• [Work instructions]
Pictures do not belong in the copy, so please give every entry below again exactly.

• [Source material]
^^^^

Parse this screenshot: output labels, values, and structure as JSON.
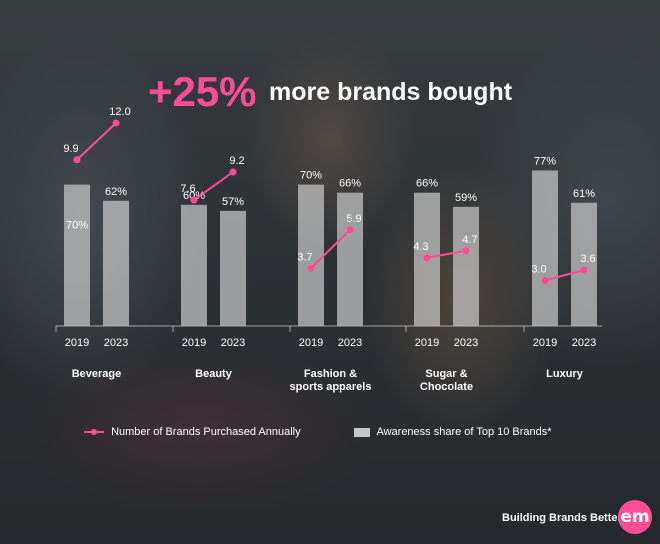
{
  "headline": {
    "big": "+25%",
    "rest": "more brands bought"
  },
  "legend": {
    "line_label": "Number of Brands Purchased Annually",
    "bar_label": "Awareness share of Top 10 Brands*"
  },
  "footer": {
    "tagline": "Building Brands Better",
    "logo_text": "em"
  },
  "colors": {
    "accent": "#ff4d97",
    "bar": "#c8c8c8",
    "text": "#ffffff"
  },
  "chart_data": {
    "type": "bar",
    "groups": [
      {
        "category": "Beverage",
        "years": [
          "2019",
          "2023"
        ],
        "awareness_share": [
          "70%",
          "62%"
        ],
        "brands_purchased": [
          9.9,
          12.0
        ]
      },
      {
        "category": "Beauty",
        "years": [
          "2019",
          "2023"
        ],
        "awareness_share": [
          "60%",
          "57%"
        ],
        "brands_purchased": [
          7.6,
          9.2
        ]
      },
      {
        "category": "Fashion & sports apparels",
        "years": [
          "2019",
          "2023"
        ],
        "awareness_share": [
          "70%",
          "66%"
        ],
        "brands_purchased": [
          3.7,
          5.9
        ]
      },
      {
        "category": "Sugar & Chocolate",
        "years": [
          "2019",
          "2023"
        ],
        "awareness_share": [
          "66%",
          "59%"
        ],
        "brands_purchased": [
          4.3,
          4.7
        ]
      },
      {
        "category": "Luxury",
        "years": [
          "2019",
          "2023"
        ],
        "awareness_share": [
          "77%",
          "61%"
        ],
        "brands_purchased": [
          3.0,
          3.6
        ]
      }
    ],
    "series": [
      {
        "name": "Awareness share of Top 10 Brands*",
        "kind": "bar",
        "values": [
          70,
          62,
          60,
          57,
          70,
          66,
          66,
          59,
          77,
          61
        ]
      },
      {
        "name": "Number of Brands Purchased Annually",
        "kind": "line",
        "values": [
          9.9,
          12.0,
          7.6,
          9.2,
          3.7,
          5.9,
          4.3,
          4.7,
          3.0,
          3.6
        ]
      }
    ],
    "legend_position": "bottom",
    "grid": false
  }
}
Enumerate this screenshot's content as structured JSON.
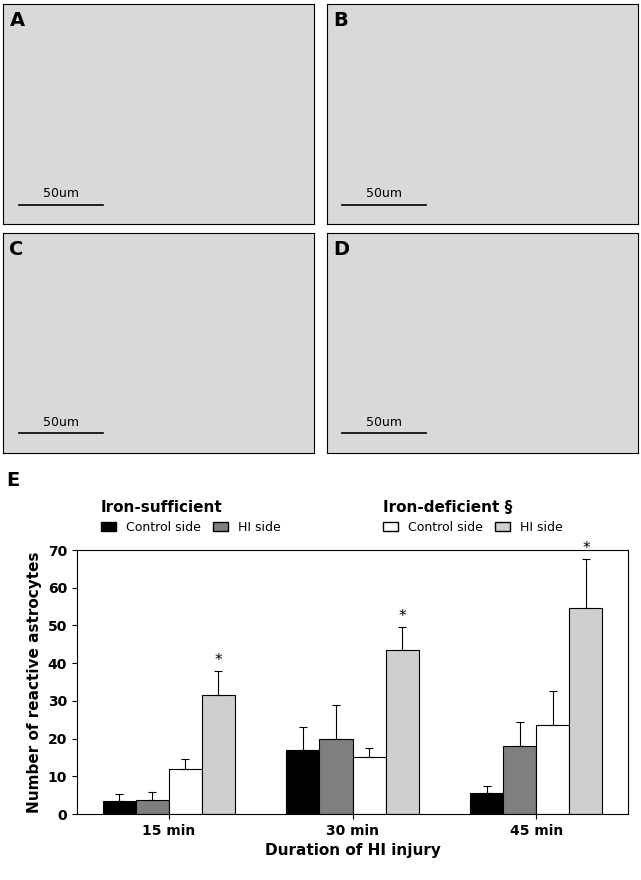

^^^^

• [Written reply]
Parse this screenshot: output labels, values, and structure as JSON.
{
  "headline": {
    "big": "+25%",
    "rest": "more brands bought"
  },
  "legend": {
    "line_label": "Number of Brands Purchased Annually",
    "bar_label": "Awareness share of Top 10 Brands*"
  },
  "footer": {
    "tagline": "Building Brands Better",
    "logo_text": "em"
  },
  "colors": {
    "accent": "#ff4d97",
    "bar": "#c8c8c8",
    "text": "#ffffff"
  },
  "chart_data": {
    "type": "bar",
    "groups": [
      {
        "category": "Beverage",
        "years": [
          "2019",
          "2023"
        ],
        "awareness_share": [
          "70%",
          "62%"
        ],
        "brands_purchased": [
          9.9,
          12.0
        ]
      },
      {
        "category": "Beauty",
        "years": [
          "2019",
          "2023"
        ],
        "awareness_share": [
          "60%",
          "57%"
        ],
        "brands_purchased": [
          7.6,
          9.2
        ]
      },
      {
        "category": "Fashion & sports apparels",
        "years": [
          "2019",
          "2023"
        ],
        "awareness_share": [
          "70%",
          "66%"
        ],
        "brands_purchased": [
          3.7,
          5.9
        ]
      },
      {
        "category": "Sugar & Chocolate",
        "years": [
          "2019",
          "2023"
        ],
        "awareness_share": [
          "66%",
          "59%"
        ],
        "brands_purchased": [
          4.3,
          4.7
        ]
      },
      {
        "category": "Luxury",
        "years": [
          "2019",
          "2023"
        ],
        "awareness_share": [
          "77%",
          "61%"
        ],
        "brands_purchased": [
          3.0,
          3.6
        ]
      }
    ],
    "series": [
      {
        "name": "Awareness share of Top 10 Brands*",
        "kind": "bar",
        "values": [
          70,
          62,
          60,
          57,
          70,
          66,
          66,
          59,
          77,
          61
        ]
      },
      {
        "name": "Number of Brands Purchased Annually",
        "kind": "line",
        "values": [
          9.9,
          12.0,
          7.6,
          9.2,
          3.7,
          5.9,
          4.3,
          4.7,
          3.0,
          3.6
        ]
      }
    ],
    "legend_position": "bottom",
    "grid": false
  }
}
Enumerate this screenshot's content as structured JSON.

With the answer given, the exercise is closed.